JOB – Pull out every line below holding the word "author".

⁂

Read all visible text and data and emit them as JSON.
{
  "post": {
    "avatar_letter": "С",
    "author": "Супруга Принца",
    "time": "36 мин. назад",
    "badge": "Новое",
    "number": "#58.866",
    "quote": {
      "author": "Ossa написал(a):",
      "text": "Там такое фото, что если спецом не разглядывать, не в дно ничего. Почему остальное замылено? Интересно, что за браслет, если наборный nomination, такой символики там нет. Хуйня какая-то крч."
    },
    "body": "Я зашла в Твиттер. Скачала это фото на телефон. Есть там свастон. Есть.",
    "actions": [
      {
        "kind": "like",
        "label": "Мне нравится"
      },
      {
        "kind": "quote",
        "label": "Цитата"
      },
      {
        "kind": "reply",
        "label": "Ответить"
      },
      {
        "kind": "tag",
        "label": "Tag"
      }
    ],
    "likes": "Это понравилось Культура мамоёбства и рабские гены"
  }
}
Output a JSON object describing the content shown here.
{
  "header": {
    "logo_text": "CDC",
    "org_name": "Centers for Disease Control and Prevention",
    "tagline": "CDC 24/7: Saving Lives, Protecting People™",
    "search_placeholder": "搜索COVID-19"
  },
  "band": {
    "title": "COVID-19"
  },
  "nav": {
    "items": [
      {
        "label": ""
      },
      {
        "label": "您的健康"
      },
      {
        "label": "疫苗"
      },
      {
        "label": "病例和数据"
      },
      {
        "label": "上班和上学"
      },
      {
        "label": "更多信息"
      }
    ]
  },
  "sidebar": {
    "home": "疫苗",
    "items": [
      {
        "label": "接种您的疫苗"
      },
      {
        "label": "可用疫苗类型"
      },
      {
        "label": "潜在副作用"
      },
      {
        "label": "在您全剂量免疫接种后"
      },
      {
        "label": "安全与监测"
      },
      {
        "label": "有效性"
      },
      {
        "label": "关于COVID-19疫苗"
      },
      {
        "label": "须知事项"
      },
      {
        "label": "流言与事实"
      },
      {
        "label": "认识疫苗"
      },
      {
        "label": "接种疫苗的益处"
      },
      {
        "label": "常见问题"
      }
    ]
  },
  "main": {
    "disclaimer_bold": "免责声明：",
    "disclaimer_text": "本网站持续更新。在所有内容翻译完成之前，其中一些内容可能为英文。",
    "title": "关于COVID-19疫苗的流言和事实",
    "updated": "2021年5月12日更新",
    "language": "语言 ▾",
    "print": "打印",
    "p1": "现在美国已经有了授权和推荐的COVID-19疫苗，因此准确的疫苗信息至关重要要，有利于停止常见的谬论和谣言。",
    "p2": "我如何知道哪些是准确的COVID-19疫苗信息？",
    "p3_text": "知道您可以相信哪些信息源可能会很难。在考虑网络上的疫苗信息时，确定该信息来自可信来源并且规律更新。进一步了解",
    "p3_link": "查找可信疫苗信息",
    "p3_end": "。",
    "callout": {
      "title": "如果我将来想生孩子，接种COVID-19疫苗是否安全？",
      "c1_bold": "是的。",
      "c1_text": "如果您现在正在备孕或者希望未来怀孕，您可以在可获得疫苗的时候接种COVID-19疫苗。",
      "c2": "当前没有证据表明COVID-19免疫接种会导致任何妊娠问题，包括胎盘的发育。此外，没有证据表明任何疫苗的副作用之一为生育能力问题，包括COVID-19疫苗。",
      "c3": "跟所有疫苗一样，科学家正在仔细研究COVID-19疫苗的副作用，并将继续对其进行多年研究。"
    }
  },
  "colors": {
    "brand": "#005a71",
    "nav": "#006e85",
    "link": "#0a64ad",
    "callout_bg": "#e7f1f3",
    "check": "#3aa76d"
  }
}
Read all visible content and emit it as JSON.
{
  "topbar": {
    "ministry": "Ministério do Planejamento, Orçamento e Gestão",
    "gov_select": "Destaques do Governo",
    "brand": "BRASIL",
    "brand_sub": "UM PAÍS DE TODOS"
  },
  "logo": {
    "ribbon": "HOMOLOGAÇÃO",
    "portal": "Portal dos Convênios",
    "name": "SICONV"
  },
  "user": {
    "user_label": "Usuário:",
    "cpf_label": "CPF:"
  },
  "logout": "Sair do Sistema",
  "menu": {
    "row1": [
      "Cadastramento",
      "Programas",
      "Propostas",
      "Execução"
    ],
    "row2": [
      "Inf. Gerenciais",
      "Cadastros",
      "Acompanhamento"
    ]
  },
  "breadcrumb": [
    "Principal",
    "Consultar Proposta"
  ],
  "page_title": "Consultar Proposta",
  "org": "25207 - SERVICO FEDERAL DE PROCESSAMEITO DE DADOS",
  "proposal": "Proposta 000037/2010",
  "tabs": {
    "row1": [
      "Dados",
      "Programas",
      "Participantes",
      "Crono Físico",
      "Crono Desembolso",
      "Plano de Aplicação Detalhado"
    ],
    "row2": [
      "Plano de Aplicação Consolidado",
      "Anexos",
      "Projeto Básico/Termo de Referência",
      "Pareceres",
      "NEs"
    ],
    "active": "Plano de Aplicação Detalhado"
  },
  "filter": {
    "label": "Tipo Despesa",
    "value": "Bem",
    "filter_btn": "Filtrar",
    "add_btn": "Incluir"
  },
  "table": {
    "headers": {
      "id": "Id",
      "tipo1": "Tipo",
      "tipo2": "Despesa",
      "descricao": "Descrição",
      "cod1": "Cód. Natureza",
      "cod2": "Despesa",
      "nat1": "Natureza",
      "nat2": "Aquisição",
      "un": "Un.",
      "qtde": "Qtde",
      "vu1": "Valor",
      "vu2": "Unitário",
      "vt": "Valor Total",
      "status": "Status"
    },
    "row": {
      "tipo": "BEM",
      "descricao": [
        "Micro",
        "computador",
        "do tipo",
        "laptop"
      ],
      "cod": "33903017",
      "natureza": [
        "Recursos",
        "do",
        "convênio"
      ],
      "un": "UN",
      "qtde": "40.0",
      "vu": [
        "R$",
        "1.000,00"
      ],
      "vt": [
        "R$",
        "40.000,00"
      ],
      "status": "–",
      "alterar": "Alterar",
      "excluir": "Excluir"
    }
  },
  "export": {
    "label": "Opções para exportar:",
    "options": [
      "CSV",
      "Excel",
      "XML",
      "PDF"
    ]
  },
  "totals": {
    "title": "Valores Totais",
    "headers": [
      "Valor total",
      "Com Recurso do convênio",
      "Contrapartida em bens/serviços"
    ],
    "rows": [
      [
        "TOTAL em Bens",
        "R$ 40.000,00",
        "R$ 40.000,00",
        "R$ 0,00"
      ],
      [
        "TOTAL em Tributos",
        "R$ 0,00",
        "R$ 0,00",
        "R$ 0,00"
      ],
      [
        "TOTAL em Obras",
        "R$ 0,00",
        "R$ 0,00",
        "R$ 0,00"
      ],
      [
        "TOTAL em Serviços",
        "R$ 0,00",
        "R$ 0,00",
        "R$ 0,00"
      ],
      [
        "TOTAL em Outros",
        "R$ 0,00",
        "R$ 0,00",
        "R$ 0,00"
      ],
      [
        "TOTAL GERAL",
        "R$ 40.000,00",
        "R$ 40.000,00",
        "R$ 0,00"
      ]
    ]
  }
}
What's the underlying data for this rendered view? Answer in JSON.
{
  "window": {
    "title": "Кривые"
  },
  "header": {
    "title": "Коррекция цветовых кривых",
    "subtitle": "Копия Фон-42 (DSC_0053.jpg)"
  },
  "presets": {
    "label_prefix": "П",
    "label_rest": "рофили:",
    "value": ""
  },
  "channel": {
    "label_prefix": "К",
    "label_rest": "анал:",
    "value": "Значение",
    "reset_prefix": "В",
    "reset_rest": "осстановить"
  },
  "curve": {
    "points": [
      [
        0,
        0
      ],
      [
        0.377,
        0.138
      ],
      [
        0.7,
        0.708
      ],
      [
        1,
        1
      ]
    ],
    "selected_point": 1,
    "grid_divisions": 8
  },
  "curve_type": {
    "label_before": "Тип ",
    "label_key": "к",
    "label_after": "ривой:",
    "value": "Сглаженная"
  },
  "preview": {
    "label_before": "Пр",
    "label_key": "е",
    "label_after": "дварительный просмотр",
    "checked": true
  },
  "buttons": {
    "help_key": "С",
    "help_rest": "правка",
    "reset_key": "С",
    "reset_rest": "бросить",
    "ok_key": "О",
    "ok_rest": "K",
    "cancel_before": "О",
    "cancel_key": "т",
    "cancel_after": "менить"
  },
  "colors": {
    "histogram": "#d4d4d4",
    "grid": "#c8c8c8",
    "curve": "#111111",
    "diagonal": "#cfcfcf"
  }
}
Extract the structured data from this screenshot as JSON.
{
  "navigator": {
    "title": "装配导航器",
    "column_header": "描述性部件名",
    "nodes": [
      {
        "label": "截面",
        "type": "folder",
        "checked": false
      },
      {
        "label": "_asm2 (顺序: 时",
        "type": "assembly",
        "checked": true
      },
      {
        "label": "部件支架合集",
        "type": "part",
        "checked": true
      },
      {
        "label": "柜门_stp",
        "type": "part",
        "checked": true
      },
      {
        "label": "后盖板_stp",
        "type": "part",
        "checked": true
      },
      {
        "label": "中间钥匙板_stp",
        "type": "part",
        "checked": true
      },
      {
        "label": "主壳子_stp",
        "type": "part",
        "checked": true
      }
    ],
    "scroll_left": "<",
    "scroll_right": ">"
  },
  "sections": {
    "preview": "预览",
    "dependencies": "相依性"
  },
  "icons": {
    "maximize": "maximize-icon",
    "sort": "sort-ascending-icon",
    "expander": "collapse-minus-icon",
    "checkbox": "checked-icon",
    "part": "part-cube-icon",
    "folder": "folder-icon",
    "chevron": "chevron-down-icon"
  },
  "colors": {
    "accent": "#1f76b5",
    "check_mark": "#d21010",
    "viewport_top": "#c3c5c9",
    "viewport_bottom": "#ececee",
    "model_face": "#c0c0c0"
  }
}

⁂

REPLY TO THE TASK –
    "author": "Супруга Принца",
      "author": "Ossa написал(a):",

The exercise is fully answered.